Entries with figure data
* * *
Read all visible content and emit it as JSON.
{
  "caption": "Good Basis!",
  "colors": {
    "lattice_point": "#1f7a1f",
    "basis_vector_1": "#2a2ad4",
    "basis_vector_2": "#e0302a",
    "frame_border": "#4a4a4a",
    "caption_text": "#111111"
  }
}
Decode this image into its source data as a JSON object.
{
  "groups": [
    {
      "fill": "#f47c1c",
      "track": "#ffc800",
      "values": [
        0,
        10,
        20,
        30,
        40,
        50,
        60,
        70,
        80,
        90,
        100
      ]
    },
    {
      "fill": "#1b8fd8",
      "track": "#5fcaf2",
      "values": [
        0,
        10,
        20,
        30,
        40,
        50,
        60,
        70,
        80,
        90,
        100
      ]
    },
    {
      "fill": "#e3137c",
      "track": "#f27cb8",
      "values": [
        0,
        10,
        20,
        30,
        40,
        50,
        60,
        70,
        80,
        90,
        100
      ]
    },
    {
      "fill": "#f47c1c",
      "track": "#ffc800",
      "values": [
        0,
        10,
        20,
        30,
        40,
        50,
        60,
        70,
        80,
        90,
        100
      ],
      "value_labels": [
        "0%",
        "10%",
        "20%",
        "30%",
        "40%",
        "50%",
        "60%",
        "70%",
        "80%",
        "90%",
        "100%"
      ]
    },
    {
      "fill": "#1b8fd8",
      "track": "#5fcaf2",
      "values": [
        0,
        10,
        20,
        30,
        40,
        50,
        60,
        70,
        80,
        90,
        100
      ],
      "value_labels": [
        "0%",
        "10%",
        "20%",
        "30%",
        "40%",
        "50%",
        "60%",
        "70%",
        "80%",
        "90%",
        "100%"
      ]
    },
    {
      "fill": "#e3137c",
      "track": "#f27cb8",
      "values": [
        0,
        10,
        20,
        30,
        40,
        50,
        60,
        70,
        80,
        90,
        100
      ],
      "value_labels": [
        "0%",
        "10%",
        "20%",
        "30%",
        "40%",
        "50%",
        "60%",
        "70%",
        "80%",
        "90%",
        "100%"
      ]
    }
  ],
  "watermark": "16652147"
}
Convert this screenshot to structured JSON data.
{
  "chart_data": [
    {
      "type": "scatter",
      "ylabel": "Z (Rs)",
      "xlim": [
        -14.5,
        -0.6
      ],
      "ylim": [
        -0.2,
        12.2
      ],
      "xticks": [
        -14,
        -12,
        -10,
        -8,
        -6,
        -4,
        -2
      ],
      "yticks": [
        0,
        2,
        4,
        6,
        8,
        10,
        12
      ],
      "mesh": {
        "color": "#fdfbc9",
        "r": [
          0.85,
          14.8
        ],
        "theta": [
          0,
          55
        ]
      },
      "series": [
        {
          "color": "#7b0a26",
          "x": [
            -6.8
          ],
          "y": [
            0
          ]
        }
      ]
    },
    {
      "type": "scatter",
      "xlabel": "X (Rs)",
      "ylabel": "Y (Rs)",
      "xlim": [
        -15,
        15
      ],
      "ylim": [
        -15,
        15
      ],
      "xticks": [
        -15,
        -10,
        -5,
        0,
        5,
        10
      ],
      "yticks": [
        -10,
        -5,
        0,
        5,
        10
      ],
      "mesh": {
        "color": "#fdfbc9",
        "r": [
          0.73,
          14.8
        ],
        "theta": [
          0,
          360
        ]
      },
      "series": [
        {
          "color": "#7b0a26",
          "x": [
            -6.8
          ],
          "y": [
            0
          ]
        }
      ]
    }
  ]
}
* * *
-- Given exercise --
Write out every record verbatim.

-- Exercise answer --
Read all visible content and emit it as JSON.
{
  "caption": "Good Basis!",
  "colors": {
    "lattice_point": "#1f7a1f",
    "basis_vector_1": "#2a2ad4",
    "basis_vector_2": "#e0302a",
    "frame_border": "#4a4a4a",
    "caption_text": "#111111"
  }
}
Decode this image into its source data as a JSON object.
{
  "groups": [
    {
      "fill": "#f47c1c",
      "track": "#ffc800",
      "values": [
        0,
        10,
        20,
        30,
        40,
        50,
        60,
        70,
        80,
        90,
        100
      ]
    },
    {
      "fill": "#1b8fd8",
      "track": "#5fcaf2",
      "values": [
        0,
        10,
        20,
        30,
        40,
        50,
        60,
        70,
        80,
        90,
        100
      ]
    },
    {
      "fill": "#e3137c",
      "track": "#f27cb8",
      "values": [
        0,
        10,
        20,
        30,
        40,
        50,
        60,
        70,
        80,
        90,
        100
      ]
    },
    {
      "fill": "#f47c1c",
      "track": "#ffc800",
      "values": [
        0,
        10,
        20,
        30,
        40,
        50,
        60,
        70,
        80,
        90,
        100
      ],
      "value_labels": [
        "0%",
        "10%",
        "20%",
        "30%",
        "40%",
        "50%",
        "60%",
        "70%",
        "80%",
        "90%",
        "100%"
      ]
    },
    {
      "fill": "#1b8fd8",
      "track": "#5fcaf2",
      "values": [
        0,
        10,
        20,
        30,
        40,
        50,
        60,
        70,
        80,
        90,
        100
      ],
      "value_labels": [
        "0%",
        "10%",
        "20%",
        "30%",
        "40%",
        "50%",
        "60%",
        "70%",
        "80%",
        "90%",
        "100%"
      ]
    },
    {
      "fill": "#e3137c",
      "track": "#f27cb8",
      "values": [
        0,
        10,
        20,
        30,
        40,
        50,
        60,
        70,
        80,
        90,
        100
      ],
      "value_labels": [
        "0%",
        "10%",
        "20%",
        "30%",
        "40%",
        "50%",
        "60%",
        "70%",
        "80%",
        "90%",
        "100%"
      ]
    }
  ],
  "watermark": "16652147"
}
Convert this screenshot to structured JSON data.
{
  "chart_data": [
    {
      "type": "scatter",
      "ylabel": "Z (Rs)",
      "xlim": [
        -14.5,
        -0.6
      ],
      "ylim": [
        -0.2,
        12.2
      ],
      "xticks": [
        -14,
        -12,
        -10,
        -8,
        -6,
        -4,
        -2
      ],
      "yticks": [
        0,
        2,
        4,
        6,
        8,
        10,
        12
      ],
      "mesh": {
        "color": "#fdfbc9",
        "r": [
          0.85,
          14.8
        ],
        "theta": [
          0,
          55
        ]
      },
      "series": [
        {
          "color": "#7b0a26",
          "x": [
            -6.8
          ],
          "y": [
            0
          ]
        }
      ]
    },
    {
      "type": "scatter",
      "xlabel": "X (Rs)",
      "ylabel": "Y (Rs)",
      "xlim": [
        -15,
        15
      ],
      "ylim": [
        -15,
        15
      ],
      "xticks": [
        -15,
        -10,
        -5,
        0,
        5,
        10
      ],
      "yticks": [
        -10,
        -5,
        0,
        5,
        10
      ],
      "mesh": {
        "color": "#fdfbc9",
        "r": [
          0.73,
          14.8
        ],
        "theta": [
          0,
          360
        ]
      },
      "series": [
        {
          "color": "#7b0a26",
          "x": [
            -6.8
          ],
          "y": [
            0
          ]
        }
      ]
    }
  ]
}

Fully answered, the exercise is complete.